>> start

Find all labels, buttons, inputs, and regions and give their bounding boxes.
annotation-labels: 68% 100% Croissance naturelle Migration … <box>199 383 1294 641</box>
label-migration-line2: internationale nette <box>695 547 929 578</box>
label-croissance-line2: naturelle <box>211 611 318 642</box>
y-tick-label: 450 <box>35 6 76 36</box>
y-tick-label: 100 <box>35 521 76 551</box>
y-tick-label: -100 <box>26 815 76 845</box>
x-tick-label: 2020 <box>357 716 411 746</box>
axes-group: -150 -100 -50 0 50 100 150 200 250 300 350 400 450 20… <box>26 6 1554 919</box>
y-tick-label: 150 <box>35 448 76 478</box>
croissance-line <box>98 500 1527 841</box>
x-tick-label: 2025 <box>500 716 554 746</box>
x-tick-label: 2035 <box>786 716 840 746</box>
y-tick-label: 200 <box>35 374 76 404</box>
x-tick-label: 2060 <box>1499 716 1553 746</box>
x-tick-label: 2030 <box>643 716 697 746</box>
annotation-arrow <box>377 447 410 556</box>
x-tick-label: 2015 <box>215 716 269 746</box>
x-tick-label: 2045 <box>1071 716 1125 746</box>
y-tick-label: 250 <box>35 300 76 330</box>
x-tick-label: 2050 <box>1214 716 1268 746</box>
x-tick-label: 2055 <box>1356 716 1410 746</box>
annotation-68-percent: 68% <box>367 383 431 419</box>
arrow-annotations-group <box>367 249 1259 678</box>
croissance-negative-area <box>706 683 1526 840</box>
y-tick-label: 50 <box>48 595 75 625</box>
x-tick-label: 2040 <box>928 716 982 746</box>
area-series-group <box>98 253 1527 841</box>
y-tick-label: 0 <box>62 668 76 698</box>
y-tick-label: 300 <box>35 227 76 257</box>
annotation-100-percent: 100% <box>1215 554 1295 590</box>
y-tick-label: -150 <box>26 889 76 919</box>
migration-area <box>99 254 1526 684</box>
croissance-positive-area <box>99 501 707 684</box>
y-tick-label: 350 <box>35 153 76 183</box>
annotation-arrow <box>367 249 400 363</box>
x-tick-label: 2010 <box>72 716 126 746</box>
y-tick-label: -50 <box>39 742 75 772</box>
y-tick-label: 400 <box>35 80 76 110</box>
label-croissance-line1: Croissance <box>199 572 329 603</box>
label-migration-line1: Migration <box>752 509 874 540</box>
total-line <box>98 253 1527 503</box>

>> end

- [Exercise aim]
Edit the lines above so that each "x-tick-label" becomes "x-axis-label", and leave everything else unchanged.

- [Correct result]
Find all labels, buttons, inputs, and regions and give their bounding boxes.
annotation-labels: 68% 100% Croissance naturelle Migration … <box>199 383 1294 641</box>
label-migration-line2: internationale nette <box>695 547 929 578</box>
label-croissance-line2: naturelle <box>211 611 318 642</box>
y-tick-label: 450 <box>35 6 76 36</box>
y-tick-label: 100 <box>35 521 76 551</box>
y-tick-label: -100 <box>26 815 76 845</box>
x-axis-label: 2020 <box>357 716 411 746</box>
axes-group: -150 -100 -50 0 50 100 150 200 250 300 350 400 450 20… <box>26 6 1554 919</box>
y-tick-label: 150 <box>35 448 76 478</box>
croissance-line <box>98 500 1527 841</box>
x-axis-label: 2025 <box>500 716 554 746</box>
x-axis-label: 2035 <box>786 716 840 746</box>
y-tick-label: 200 <box>35 374 76 404</box>
x-axis-label: 2060 <box>1499 716 1553 746</box>
x-axis-label: 2030 <box>643 716 697 746</box>
annotation-arrow <box>377 447 410 556</box>
x-axis-label: 2015 <box>215 716 269 746</box>
x-axis-label: 2045 <box>1071 716 1125 746</box>
y-tick-label: 250 <box>35 300 76 330</box>
x-axis-label: 2050 <box>1214 716 1268 746</box>
x-axis-label: 2055 <box>1356 716 1410 746</box>
annotation-68-percent: 68% <box>367 383 431 419</box>
arrow-annotations-group <box>367 249 1259 678</box>
croissance-negative-area <box>706 683 1526 840</box>
y-tick-label: 50 <box>48 595 75 625</box>
x-axis-label: 2040 <box>928 716 982 746</box>
area-series-group <box>98 253 1527 841</box>
y-tick-label: 0 <box>62 668 76 698</box>
y-tick-label: 300 <box>35 227 76 257</box>
annotation-100-percent: 100% <box>1215 554 1295 590</box>
y-tick-label: -150 <box>26 889 76 919</box>
migration-area <box>99 254 1526 684</box>
croissance-positive-area <box>99 501 707 684</box>
y-tick-label: 350 <box>35 153 76 183</box>
annotation-arrow <box>367 249 400 363</box>
x-axis-label: 2010 <box>72 716 126 746</box>
y-tick-label: -50 <box>39 742 75 772</box>
y-tick-label: 400 <box>35 80 76 110</box>
label-croissance-line1: Croissance <box>199 572 329 603</box>
label-migration-line1: Migration <box>752 509 874 540</box>
total-line <box>98 253 1527 503</box>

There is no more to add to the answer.